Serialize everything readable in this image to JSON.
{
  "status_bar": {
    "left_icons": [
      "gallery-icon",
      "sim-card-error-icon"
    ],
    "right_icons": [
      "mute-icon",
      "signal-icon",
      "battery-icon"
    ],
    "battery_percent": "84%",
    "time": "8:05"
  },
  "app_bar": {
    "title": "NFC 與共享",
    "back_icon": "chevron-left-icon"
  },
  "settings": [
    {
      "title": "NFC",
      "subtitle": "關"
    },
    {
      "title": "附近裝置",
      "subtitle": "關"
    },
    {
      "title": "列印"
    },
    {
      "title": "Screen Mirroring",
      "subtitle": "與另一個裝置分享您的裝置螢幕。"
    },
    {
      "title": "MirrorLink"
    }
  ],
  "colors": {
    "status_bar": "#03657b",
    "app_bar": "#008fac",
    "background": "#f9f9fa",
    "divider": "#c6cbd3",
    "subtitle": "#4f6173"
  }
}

= = = =

### Given problem
Return all of the entries exactly as they were supplied.

### Written response
Serialize everything readable in this image to JSON.
{
  "status_bar": {
    "left_icons": [
      "gallery-icon",
      "sim-card-error-icon"
    ],
    "right_icons": [
      "mute-icon",
      "signal-icon",
      "battery-icon"
    ],
    "battery_percent": "84%",
    "time": "8:05"
  },
  "app_bar": {
    "title": "NFC 與共享",
    "back_icon": "chevron-left-icon"
  },
  "settings": [
    {
      "title": "NFC",
      "subtitle": "關"
    },
    {
      "title": "附近裝置",
      "subtitle": "關"
    },
    {
      "title": "列印"
    },
    {
      "title": "Screen Mirroring",
      "subtitle": "與另一個裝置分享您的裝置螢幕。"
    },
    {
      "title": "MirrorLink"
    }
  ],
  "colors": {
    "status_bar": "#03657b",
    "app_bar": "#008fac",
    "background": "#f9f9fa",
    "divider": "#c6cbd3",
    "subtitle": "#4f6173"
  }
}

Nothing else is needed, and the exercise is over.